*OBJECTIVE*. Copy exactly the lines from the one containing "Output the text content of this document." through the last line of the records below, including both, and leave out any pictures.

## Begin DATA EXCERPTS

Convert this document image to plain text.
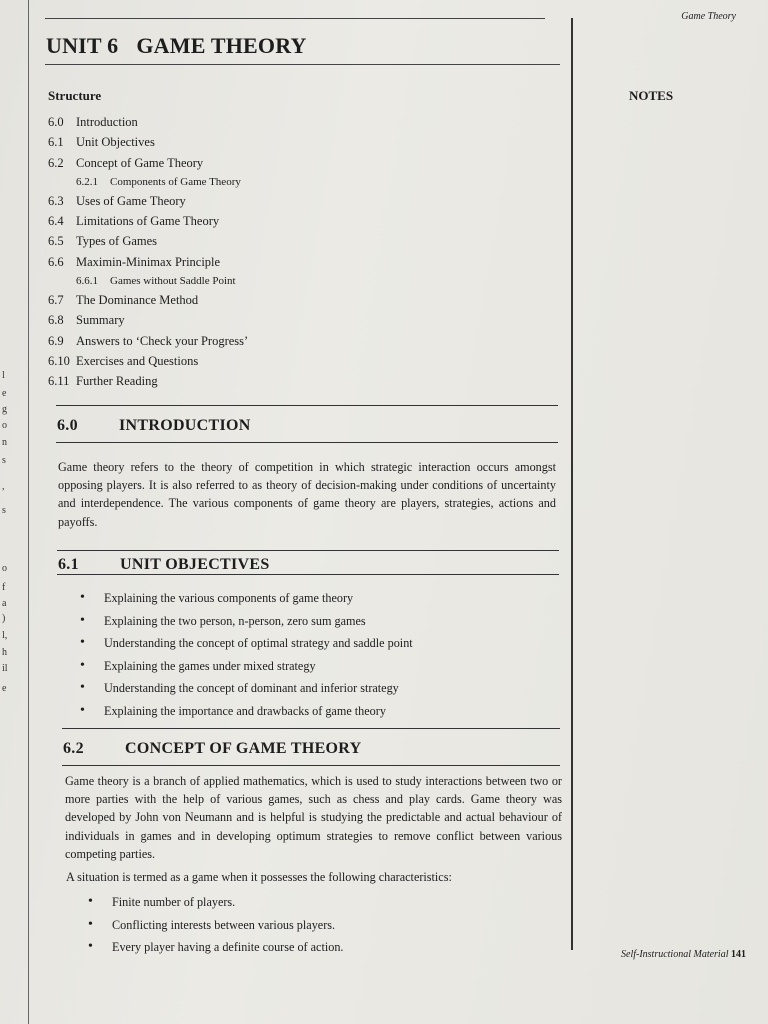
Game Theory
UNIT 6 GAME THEORY
NOTES
Structure
6.0 Introduction
6.1 Unit Objectives
6.2 Concept of Game Theory
6.2.1 Components of Game Theory
6.3 Uses of Game Theory
6.4 Limitations of Game Theory
6.5 Types of Games
6.6 Maximin-Minimax Principle
6.6.1 Games without Saddle Point
6.7 The Dominance Method
6.8 Summary
6.9 Answers to ‘Check your Progress’
6.10 Exercises and Questions
6.11 Further Reading
6.0	INTRODUCTION
Game theory refers to the theory of competition in which strategic interaction occurs amongst opposing players. It is also referred to as theory of decision-making under conditions of uncertainty and interdependence. The various components of game theory are players, strategies, actions and payoffs.
6.1	UNIT OBJECTIVES
• Explaining the various components of game theory
• Explaining the two person, n-person, zero sum games
• Understanding the concept of optimal strategy and saddle point
• Explaining the games under mixed strategy
• Understanding the concept of dominant and inferior strategy
• Explaining the importance and drawbacks of game theory
6.2	CONCEPT OF GAME THEORY
Game theory is a branch of applied mathematics, which is used to study interactions between two or more parties with the help of various games, such as chess and play cards. Game theory was developed by John von Neumann and is helpful is studying the predictable and actual behaviour of individuals in games and in developing optimum strategies to remove conflict between various competing parties.
A situation is termed as a game when it possesses the following characteristics:
• Finite number of players.
• Conflicting interests between various players.
• Every player having a definite course of action.
Self-Instructional Material 141
l
e
g
o
n
s
,
s
o
f
a
)
l,
h
il
e
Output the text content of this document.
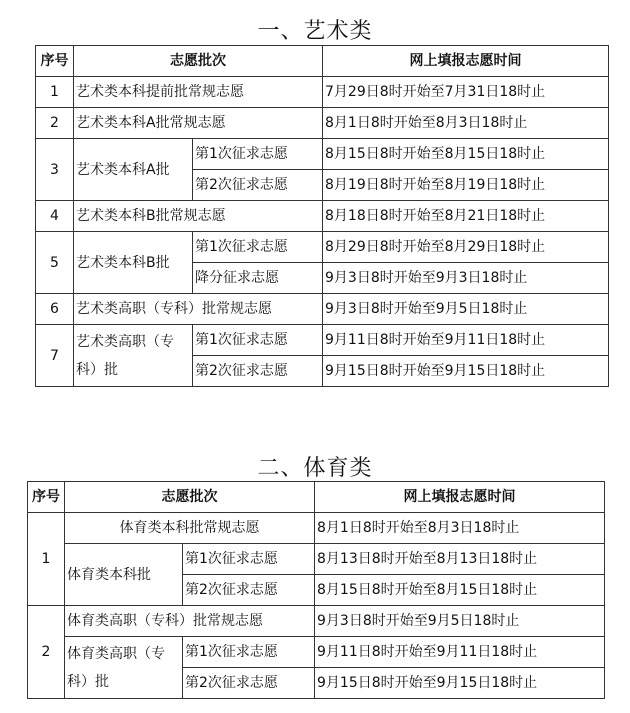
一、艺术类
序号	志愿批次		网上填报志愿时间
1	艺术类本科提前批常规志愿		7月29日8时开始至7月31日18时止
2	艺术类本科A批常规志愿		8月1日8时开始至8月3日18时止
3	艺术类本科A批	第1次征求志愿	8月15日8时开始至8月15日18时止
		第2次征求志愿	8月19日8时开始至8月19日18时止
4	艺术类本科B批常规志愿		8月18日8时开始至8月21日18时止
5	艺术类本科B批	第1次征求志愿	8月29日8时开始至8月29日18时止
		降分征求志愿	9月3日8时开始至9月3日18时止
6	艺术类高职（专科）批常规志愿		9月3日8时开始至9月5日18时止
7	艺术类高职（专科）批	第1次征求志愿	9月11日8时开始至9月11日18时止
		第2次征求志愿	9月15日8时开始至9月15日18时止
二、体育类
序号	志愿批次		网上填报志愿时间
1	体育类本科批常规志愿		8月1日8时开始至8月3日18时止
	体育类本科批	第1次征求志愿	8月13日8时开始至8月13日18时止
		第2次征求志愿	8月15日8时开始至8月15日18时止
2	体育类高职（专科）批常规志愿		9月3日8时开始至9月5日18时止
	体育类高职（专科）批	第1次征求志愿	9月11日8时开始至9月11日18时止
		第2次征求志愿	9月15日8时开始至9月15日18时止
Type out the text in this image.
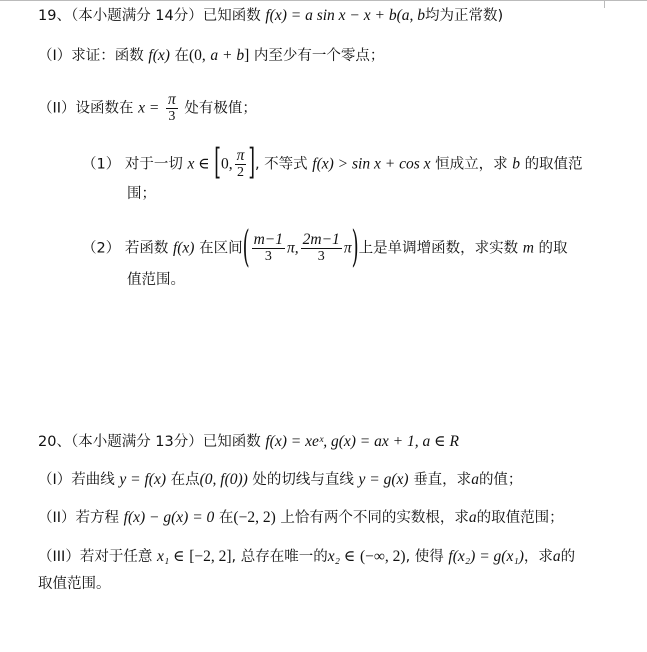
19、（本小题满分 14分）已知函数 f(x) = a sin x − x + b(a, b均为正常数)
（I）求证：函数 f(x) 在(0, a + b] 内至少有一个零点；
（II）设函数在 $x = \frac{\pi}{3}$ 处有极值；
（1） 对于一切 x ∈ [0, $\frac{\pi}{2}$ ], 不等式 f(x) > sin x + cos x 恒成立，求 b 的取值范
围；
（2） 若函数 f(x) 在区间( $\frac{m-1}{3} \pi$, $\frac{2m-1}{3} \pi$)上是单调增函数，求实数 m 的取
值范围。
20、（本小题满分 13分）已知函数 f(x) = xeˣ, g(x) = ax + 1, a ∈ R
（I）若曲线 y = f(x) 在点(0, f(0)) 处的切线与直线 y = g(x) 垂直，求a的值；
（II）若方程 f(x) − g(x) = 0 在(−2, 2) 上恰有两个不同的实数根，求a的取值范围；
（III）若对于任意 x₁ ∈ [−2, 2], 总存在唯一的x₂ ∈ (−∞, 2), 使得 f(x₂) = g(x₁)，求a的
取值范围。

## End DATA EXCERPTS

*THE REPLY*.
Output the text content of this document.
一、艺术类
序号	志愿批次		网上填报志愿时间
1	艺术类本科提前批常规志愿		7月29日8时开始至7月31日18时止
2	艺术类本科A批常规志愿		8月1日8时开始至8月3日18时止
3	艺术类本科A批	第1次征求志愿	8月15日8时开始至8月15日18时止
		第2次征求志愿	8月19日8时开始至8月19日18时止
4	艺术类本科B批常规志愿		8月18日8时开始至8月21日18时止
5	艺术类本科B批	第1次征求志愿	8月29日8时开始至8月29日18时止
		降分征求志愿	9月3日8时开始至9月3日18时止
6	艺术类高职（专科）批常规志愿		9月3日8时开始至9月5日18时止
7	艺术类高职（专科）批	第1次征求志愿	9月11日8时开始至9月11日18时止
		第2次征求志愿	9月15日8时开始至9月15日18时止
二、体育类
序号	志愿批次		网上填报志愿时间
1	体育类本科批常规志愿		8月1日8时开始至8月3日18时止
	体育类本科批	第1次征求志愿	8月13日8时开始至8月13日18时止
		第2次征求志愿	8月15日8时开始至8月15日18时止
2	体育类高职（专科）批常规志愿		9月3日8时开始至9月5日18时止
	体育类高职（专科）批	第1次征求志愿	9月11日8时开始至9月11日18时止
		第2次征求志愿	9月15日8时开始至9月15日18时止
Type out the text in this image.
19、（本小题满分 14分）已知函数 f(x) = a sin x − x + b(a, b均为正常数)
（I）求证：函数 f(x) 在(0, a + b] 内至少有一个零点；
（II）设函数在 $x = \frac{\pi}{3}$ 处有极值；
（1） 对于一切 x ∈ [0, $\frac{\pi}{2}$ ], 不等式 f(x) > sin x + cos x 恒成立，求 b 的取值范
围；
（2） 若函数 f(x) 在区间( $\frac{m-1}{3} \pi$, $\frac{2m-1}{3} \pi$)上是单调增函数，求实数 m 的取
值范围。
20、（本小题满分 13分）已知函数 f(x) = xeˣ, g(x) = ax + 1, a ∈ R
（I）若曲线 y = f(x) 在点(0, f(0)) 处的切线与直线 y = g(x) 垂直，求a的值；
（II）若方程 f(x) − g(x) = 0 在(−2, 2) 上恰有两个不同的实数根，求a的取值范围；
（III）若对于任意 x₁ ∈ [−2, 2], 总存在唯一的x₂ ∈ (−∞, 2), 使得 f(x₂) = g(x₁)，求a的
取值范围。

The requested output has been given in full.